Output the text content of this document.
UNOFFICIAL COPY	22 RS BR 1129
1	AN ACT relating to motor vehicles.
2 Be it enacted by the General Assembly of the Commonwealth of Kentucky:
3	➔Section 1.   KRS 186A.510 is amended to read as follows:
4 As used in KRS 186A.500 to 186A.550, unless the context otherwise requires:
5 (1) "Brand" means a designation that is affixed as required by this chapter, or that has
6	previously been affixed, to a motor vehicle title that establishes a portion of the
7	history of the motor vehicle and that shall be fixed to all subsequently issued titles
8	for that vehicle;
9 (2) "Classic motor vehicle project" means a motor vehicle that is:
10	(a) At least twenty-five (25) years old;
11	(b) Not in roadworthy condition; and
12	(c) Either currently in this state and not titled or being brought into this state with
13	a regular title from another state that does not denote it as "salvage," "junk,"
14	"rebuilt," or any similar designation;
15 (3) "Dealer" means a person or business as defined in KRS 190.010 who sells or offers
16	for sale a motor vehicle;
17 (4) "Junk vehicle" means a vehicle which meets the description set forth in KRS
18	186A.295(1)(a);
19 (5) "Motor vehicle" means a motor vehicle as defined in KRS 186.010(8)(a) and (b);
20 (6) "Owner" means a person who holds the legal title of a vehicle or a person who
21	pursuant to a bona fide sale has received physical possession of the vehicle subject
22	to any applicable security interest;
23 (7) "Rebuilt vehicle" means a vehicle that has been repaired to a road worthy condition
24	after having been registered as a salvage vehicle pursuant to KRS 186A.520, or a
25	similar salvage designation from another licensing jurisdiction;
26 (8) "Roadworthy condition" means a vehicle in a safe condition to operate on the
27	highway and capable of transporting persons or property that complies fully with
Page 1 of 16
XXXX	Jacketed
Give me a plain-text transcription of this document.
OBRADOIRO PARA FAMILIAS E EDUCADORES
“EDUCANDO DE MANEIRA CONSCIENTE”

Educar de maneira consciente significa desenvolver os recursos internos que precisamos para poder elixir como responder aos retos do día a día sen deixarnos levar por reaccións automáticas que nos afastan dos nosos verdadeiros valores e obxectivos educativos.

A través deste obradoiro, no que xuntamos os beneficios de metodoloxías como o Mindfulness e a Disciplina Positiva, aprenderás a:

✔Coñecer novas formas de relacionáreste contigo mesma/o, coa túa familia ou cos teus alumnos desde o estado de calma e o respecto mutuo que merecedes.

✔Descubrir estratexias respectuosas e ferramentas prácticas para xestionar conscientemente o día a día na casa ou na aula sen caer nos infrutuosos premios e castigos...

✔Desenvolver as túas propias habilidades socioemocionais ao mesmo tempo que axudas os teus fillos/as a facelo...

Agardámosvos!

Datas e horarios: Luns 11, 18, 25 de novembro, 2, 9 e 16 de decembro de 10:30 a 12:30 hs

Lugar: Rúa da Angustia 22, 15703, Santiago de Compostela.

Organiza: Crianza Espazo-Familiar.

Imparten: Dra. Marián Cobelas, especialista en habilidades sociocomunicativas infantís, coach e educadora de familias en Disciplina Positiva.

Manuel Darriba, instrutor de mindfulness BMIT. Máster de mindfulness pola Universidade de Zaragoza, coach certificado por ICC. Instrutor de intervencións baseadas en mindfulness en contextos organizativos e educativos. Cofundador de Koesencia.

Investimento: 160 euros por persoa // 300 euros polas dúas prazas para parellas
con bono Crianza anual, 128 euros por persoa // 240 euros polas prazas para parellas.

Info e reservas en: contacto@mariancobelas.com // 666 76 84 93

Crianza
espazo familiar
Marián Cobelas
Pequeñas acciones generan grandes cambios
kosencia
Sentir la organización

——

» **Given task**
Each line above that includes "parellas" counts once; state the total and nothing more.

» **The reply**
2